- **Instructions for the task**: Reproduce the material in full, exactly as written.

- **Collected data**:
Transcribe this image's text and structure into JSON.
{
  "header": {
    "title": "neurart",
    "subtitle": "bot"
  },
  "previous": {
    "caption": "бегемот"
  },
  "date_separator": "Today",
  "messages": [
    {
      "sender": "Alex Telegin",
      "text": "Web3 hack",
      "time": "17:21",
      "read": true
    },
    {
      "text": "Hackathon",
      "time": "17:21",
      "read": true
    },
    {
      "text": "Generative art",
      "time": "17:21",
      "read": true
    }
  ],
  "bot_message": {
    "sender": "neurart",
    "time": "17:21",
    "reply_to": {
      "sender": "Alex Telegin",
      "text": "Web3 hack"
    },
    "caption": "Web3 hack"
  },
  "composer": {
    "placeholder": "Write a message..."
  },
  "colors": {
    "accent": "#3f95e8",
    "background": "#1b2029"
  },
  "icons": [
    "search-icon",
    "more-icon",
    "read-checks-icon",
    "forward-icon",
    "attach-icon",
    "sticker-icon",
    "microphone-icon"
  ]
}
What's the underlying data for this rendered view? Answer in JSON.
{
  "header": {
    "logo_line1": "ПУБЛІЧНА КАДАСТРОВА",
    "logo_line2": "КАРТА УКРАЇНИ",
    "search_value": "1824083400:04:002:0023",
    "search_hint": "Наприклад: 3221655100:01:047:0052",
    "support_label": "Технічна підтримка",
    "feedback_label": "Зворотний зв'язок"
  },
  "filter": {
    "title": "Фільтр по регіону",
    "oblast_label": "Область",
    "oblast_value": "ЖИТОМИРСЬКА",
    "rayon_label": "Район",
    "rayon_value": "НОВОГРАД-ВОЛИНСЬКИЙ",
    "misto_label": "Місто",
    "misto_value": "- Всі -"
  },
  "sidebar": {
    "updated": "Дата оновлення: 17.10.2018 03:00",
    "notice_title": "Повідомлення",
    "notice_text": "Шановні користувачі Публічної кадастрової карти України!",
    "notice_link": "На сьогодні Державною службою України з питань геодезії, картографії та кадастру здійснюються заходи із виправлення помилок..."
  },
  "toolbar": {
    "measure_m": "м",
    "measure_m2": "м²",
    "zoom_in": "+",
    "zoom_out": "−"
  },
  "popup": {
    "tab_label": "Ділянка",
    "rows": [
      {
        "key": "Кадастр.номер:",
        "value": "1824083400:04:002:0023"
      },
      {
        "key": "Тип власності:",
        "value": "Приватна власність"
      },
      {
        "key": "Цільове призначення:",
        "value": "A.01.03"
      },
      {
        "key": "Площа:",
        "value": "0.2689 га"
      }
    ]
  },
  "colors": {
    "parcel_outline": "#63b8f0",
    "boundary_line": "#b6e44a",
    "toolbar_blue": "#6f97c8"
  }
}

- **Result below**:
Transcribe this image's text and structure into JSON.
{
  "header": {
    "title": "neurart",
    "subtitle": "bot"
  },
  "previous": {
    "caption": "бегемот"
  },
  "date_separator": "Today",
  "messages": [
    {
      "sender": "Alex Telegin",
      "text": "Web3 hack",
      "time": "17:21",
      "read": true
    },
    {
      "text": "Hackathon",
      "time": "17:21",
      "read": true
    },
    {
      "text": "Generative art",
      "time": "17:21",
      "read": true
    }
  ],
  "bot_message": {
    "sender": "neurart",
    "time": "17:21",
    "reply_to": {
      "sender": "Alex Telegin",
      "text": "Web3 hack"
    },
    "caption": "Web3 hack"
  },
  "composer": {
    "placeholder": "Write a message..."
  },
  "colors": {
    "accent": "#3f95e8",
    "background": "#1b2029"
  },
  "icons": [
    "search-icon",
    "more-icon",
    "read-checks-icon",
    "forward-icon",
    "attach-icon",
    "sticker-icon",
    "microphone-icon"
  ]
}
What's the underlying data for this rendered view? Answer in JSON.
{
  "header": {
    "logo_line1": "ПУБЛІЧНА КАДАСТРОВА",
    "logo_line2": "КАРТА УКРАЇНИ",
    "search_value": "1824083400:04:002:0023",
    "search_hint": "Наприклад: 3221655100:01:047:0052",
    "support_label": "Технічна підтримка",
    "feedback_label": "Зворотний зв'язок"
  },
  "filter": {
    "title": "Фільтр по регіону",
    "oblast_label": "Область",
    "oblast_value": "ЖИТОМИРСЬКА",
    "rayon_label": "Район",
    "rayon_value": "НОВОГРАД-ВОЛИНСЬКИЙ",
    "misto_label": "Місто",
    "misto_value": "- Всі -"
  },
  "sidebar": {
    "updated": "Дата оновлення: 17.10.2018 03:00",
    "notice_title": "Повідомлення",
    "notice_text": "Шановні користувачі Публічної кадастрової карти України!",
    "notice_link": "На сьогодні Державною службою України з питань геодезії, картографії та кадастру здійснюються заходи із виправлення помилок..."
  },
  "toolbar": {
    "measure_m": "м",
    "measure_m2": "м²",
    "zoom_in": "+",
    "zoom_out": "−"
  },
  "popup": {
    "tab_label": "Ділянка",
    "rows": [
      {
        "key": "Кадастр.номер:",
        "value": "1824083400:04:002:0023"
      },
      {
        "key": "Тип власності:",
        "value": "Приватна власність"
      },
      {
        "key": "Цільове призначення:",
        "value": "A.01.03"
      },
      {
        "key": "Площа:",
        "value": "0.2689 га"
      }
    ]
  },
  "colors": {
    "parcel_outline": "#63b8f0",
    "boundary_line": "#b6e44a",
    "toolbar_blue": "#6f97c8"
  }
}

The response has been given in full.